### What needs to be done
How many lines of the data include the string "заверяват"? State the number and nothing else.

[Stored entries]
_ _ _
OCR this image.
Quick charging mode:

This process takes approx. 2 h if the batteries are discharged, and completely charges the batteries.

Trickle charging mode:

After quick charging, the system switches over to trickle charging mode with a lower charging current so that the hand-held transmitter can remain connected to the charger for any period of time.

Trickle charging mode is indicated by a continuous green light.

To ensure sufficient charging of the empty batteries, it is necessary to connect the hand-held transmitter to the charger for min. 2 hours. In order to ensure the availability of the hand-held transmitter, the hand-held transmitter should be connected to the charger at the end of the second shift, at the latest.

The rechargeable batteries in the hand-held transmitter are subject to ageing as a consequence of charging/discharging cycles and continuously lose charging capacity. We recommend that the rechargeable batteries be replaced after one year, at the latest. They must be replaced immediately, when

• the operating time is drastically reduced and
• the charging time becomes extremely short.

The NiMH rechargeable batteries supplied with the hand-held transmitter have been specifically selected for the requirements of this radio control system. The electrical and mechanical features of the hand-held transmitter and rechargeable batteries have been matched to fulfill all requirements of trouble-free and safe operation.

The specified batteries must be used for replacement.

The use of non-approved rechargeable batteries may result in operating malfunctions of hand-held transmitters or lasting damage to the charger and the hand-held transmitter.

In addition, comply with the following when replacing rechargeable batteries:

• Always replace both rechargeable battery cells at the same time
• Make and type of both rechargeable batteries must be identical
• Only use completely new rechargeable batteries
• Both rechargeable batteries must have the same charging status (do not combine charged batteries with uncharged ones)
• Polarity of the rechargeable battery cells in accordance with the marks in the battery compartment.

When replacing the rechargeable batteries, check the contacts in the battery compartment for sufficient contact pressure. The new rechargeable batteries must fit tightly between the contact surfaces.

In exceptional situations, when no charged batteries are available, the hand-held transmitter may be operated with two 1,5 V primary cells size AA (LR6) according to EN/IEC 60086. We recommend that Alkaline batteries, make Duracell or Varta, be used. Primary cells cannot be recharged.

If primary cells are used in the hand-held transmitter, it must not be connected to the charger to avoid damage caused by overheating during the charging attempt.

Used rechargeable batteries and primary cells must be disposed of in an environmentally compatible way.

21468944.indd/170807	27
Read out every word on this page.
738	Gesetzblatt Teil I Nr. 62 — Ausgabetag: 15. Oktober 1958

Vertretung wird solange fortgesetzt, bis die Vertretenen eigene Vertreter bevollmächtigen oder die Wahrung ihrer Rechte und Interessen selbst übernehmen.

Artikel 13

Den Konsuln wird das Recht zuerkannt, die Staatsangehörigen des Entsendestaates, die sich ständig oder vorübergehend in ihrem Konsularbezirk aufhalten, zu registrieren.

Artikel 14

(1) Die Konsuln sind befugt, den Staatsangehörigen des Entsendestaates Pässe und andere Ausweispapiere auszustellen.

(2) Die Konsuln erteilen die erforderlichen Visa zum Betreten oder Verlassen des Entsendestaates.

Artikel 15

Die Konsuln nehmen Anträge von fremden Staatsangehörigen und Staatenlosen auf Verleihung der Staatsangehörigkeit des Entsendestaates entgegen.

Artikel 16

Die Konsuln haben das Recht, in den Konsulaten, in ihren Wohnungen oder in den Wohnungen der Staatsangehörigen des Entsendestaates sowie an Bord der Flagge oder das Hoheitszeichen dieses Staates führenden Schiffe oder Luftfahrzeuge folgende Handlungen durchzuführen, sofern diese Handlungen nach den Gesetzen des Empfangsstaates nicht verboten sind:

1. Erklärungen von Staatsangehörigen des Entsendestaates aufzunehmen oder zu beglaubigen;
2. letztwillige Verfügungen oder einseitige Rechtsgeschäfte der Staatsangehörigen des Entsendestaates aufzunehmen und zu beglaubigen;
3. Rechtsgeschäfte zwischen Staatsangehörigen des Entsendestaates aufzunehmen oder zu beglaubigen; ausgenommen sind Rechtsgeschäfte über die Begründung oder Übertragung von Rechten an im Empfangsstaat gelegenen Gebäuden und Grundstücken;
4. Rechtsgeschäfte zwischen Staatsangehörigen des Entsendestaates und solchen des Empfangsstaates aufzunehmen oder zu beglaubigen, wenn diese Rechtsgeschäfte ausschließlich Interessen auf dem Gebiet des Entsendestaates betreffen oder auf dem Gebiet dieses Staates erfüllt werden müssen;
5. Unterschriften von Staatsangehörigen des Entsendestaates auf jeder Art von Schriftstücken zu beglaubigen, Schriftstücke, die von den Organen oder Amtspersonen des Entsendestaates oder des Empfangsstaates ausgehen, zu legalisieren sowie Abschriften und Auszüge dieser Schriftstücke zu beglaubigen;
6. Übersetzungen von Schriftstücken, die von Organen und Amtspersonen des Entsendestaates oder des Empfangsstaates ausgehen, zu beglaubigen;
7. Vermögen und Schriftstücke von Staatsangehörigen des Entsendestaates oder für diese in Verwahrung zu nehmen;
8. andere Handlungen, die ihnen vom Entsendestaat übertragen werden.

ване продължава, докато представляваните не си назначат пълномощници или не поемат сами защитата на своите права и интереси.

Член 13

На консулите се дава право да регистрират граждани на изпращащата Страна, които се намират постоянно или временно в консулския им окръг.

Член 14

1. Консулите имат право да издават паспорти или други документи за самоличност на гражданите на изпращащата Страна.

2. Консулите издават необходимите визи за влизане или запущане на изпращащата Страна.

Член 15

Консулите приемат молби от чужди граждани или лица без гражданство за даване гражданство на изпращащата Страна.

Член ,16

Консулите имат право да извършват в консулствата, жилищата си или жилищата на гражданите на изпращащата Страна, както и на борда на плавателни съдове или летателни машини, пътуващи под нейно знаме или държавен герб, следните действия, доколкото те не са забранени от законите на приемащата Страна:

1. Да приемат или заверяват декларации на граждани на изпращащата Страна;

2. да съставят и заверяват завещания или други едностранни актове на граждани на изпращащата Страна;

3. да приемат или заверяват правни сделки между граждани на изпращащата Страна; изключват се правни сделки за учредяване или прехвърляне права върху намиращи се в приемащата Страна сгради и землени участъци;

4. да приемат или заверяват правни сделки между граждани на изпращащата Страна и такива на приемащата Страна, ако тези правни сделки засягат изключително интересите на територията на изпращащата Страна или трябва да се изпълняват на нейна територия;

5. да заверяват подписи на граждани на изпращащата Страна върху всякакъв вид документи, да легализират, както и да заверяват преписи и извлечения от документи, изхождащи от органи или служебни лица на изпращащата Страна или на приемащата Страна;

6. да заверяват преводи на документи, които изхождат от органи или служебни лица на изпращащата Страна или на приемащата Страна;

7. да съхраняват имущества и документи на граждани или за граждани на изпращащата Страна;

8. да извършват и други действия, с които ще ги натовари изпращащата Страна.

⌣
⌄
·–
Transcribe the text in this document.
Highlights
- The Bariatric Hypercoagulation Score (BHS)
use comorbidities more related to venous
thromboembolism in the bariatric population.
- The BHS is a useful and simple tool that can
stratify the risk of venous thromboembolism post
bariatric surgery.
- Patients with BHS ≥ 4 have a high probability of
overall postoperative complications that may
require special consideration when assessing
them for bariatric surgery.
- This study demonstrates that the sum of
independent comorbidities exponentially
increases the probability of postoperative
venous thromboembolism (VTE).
_ _ _
### Answer section
6